**Objective**
Where a line contains the word "screenshot", copy that line in full.

╔══

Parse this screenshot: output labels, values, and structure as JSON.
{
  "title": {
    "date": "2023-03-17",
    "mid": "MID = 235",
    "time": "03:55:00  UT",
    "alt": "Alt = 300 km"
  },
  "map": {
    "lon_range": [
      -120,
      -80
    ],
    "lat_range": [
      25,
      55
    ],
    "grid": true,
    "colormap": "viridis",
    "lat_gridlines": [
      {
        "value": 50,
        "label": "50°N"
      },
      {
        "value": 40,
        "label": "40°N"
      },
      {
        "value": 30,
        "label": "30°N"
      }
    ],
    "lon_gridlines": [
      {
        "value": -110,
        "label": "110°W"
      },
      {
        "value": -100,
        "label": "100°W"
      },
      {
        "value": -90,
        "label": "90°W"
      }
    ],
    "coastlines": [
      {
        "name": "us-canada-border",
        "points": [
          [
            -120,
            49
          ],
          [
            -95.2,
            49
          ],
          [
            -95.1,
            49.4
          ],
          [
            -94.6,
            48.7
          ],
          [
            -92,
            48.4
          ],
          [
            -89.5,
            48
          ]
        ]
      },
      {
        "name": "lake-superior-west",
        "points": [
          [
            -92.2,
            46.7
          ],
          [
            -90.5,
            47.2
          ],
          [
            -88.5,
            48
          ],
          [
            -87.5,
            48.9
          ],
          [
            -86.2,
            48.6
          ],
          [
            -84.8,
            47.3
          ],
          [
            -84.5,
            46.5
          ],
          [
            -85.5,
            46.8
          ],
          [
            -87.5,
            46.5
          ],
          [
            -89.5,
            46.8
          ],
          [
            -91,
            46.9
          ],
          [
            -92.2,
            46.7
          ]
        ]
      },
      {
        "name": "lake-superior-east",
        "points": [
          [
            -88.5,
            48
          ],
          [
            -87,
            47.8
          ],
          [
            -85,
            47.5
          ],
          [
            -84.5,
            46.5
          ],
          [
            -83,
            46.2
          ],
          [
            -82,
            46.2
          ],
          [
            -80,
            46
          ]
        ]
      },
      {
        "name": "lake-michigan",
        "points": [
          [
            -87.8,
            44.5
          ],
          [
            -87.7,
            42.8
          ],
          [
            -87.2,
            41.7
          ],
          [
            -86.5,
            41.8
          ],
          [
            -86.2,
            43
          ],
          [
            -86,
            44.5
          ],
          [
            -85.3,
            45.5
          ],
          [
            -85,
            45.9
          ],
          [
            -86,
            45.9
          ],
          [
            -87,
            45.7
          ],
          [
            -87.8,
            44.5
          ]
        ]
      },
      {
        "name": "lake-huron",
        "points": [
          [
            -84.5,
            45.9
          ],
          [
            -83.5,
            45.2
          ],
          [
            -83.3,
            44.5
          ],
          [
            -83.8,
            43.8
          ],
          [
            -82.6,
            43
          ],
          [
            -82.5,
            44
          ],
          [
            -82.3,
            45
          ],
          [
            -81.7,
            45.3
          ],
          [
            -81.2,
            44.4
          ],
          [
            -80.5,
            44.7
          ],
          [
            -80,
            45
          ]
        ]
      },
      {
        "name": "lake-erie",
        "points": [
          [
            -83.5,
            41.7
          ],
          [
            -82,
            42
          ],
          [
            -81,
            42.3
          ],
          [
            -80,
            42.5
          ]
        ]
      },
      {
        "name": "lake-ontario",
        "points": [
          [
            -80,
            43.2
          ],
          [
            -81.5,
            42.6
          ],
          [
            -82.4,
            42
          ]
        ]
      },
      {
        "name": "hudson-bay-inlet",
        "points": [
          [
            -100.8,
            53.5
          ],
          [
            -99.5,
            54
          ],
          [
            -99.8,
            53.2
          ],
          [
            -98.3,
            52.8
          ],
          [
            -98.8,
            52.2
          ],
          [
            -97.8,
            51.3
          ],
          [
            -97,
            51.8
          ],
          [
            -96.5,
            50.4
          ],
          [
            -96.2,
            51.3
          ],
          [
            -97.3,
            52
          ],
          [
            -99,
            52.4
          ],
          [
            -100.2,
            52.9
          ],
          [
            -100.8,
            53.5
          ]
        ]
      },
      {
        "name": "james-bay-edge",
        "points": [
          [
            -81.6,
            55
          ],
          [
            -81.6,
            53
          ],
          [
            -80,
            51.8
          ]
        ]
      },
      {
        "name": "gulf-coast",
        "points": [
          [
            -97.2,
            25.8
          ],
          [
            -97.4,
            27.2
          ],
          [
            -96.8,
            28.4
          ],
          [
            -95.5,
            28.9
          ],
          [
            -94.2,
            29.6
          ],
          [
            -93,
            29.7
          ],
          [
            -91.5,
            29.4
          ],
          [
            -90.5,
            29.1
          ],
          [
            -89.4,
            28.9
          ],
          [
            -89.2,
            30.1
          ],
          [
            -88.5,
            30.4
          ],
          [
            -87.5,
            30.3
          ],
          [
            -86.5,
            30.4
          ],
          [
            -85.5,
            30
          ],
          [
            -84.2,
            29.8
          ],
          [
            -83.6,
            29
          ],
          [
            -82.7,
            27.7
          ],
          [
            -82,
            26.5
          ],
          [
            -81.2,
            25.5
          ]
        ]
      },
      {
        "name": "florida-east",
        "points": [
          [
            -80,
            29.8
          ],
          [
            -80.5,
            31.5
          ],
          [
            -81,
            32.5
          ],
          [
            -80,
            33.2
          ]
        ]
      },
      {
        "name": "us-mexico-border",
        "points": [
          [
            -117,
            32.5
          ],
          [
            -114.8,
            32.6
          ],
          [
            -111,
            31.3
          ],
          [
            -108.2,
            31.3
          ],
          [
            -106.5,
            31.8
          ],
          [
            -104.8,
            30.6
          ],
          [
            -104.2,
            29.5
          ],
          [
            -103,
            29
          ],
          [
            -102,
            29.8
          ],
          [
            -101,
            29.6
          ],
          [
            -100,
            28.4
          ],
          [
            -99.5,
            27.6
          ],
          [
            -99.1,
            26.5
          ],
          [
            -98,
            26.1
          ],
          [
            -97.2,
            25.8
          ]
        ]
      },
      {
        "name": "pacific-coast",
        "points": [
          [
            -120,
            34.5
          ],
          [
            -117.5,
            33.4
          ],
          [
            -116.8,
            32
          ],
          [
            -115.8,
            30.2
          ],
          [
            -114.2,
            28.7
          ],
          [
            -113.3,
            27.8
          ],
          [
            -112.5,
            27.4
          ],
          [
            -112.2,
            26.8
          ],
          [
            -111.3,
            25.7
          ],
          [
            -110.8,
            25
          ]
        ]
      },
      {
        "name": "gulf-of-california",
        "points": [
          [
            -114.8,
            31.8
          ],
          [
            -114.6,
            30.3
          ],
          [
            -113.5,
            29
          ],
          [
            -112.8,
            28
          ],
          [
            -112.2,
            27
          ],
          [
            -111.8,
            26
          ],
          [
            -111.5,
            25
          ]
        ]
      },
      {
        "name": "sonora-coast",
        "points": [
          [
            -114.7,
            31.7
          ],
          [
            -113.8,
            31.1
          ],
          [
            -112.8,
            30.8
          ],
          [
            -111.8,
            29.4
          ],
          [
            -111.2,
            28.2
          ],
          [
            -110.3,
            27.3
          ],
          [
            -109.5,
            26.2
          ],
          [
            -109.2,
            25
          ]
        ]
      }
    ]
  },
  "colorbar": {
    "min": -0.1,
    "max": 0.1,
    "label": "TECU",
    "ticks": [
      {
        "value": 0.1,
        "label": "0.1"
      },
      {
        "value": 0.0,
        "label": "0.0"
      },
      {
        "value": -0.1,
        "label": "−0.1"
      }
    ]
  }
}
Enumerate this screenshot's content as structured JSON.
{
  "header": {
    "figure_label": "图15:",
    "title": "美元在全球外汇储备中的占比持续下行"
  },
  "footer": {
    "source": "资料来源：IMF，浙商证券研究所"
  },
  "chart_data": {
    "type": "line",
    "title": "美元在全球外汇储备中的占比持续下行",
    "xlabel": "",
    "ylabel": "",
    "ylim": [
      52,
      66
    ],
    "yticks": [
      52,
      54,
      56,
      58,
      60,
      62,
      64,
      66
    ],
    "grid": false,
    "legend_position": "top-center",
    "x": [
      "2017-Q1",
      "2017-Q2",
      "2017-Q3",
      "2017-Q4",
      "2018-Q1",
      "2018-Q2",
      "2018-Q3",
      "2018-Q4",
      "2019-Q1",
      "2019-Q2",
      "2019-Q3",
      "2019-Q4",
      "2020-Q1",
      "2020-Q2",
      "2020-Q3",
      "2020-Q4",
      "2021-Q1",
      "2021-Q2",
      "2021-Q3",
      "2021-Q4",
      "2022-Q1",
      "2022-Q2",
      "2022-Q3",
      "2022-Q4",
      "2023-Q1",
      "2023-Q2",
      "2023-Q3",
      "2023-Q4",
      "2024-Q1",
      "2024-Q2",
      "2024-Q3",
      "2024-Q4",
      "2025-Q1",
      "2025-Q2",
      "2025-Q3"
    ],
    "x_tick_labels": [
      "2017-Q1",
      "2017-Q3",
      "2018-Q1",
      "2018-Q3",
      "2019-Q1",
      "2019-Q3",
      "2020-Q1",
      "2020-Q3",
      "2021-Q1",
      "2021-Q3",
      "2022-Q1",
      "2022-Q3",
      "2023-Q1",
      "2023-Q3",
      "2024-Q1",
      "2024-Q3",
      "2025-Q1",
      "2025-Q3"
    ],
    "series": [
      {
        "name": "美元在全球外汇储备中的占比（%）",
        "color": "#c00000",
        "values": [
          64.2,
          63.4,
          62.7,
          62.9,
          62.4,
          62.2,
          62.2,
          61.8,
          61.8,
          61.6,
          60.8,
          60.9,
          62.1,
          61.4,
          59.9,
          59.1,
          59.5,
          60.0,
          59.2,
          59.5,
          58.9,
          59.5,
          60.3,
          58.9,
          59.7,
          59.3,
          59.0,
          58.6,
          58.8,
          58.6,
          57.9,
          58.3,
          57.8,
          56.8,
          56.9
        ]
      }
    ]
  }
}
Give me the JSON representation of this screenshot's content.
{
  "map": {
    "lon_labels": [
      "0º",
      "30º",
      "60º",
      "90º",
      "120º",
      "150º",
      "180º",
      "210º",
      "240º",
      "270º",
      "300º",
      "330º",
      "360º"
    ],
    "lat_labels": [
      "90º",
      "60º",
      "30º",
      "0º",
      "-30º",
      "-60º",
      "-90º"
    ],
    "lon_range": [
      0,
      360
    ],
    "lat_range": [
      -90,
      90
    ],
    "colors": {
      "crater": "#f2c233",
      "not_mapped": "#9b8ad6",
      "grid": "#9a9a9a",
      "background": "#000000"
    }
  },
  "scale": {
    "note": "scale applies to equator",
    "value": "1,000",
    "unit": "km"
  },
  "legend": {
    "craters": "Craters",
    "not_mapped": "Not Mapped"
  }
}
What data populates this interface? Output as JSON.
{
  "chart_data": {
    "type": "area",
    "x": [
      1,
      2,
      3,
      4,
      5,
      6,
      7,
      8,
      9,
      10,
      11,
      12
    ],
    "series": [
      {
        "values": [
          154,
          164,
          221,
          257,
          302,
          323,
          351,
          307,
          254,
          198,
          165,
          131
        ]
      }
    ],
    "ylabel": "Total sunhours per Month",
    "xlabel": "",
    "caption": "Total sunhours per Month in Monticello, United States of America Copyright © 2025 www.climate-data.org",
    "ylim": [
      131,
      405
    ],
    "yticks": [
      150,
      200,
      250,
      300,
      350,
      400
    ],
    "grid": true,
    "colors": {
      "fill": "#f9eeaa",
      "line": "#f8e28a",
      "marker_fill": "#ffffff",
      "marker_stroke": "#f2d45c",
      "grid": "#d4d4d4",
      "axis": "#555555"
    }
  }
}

╚══

**Correct output**
Parse this screenshot: output labels, values, and structure as JSON.
Enumerate this screenshot's content as structured JSON.
Give me the JSON representation of this screenshot's content.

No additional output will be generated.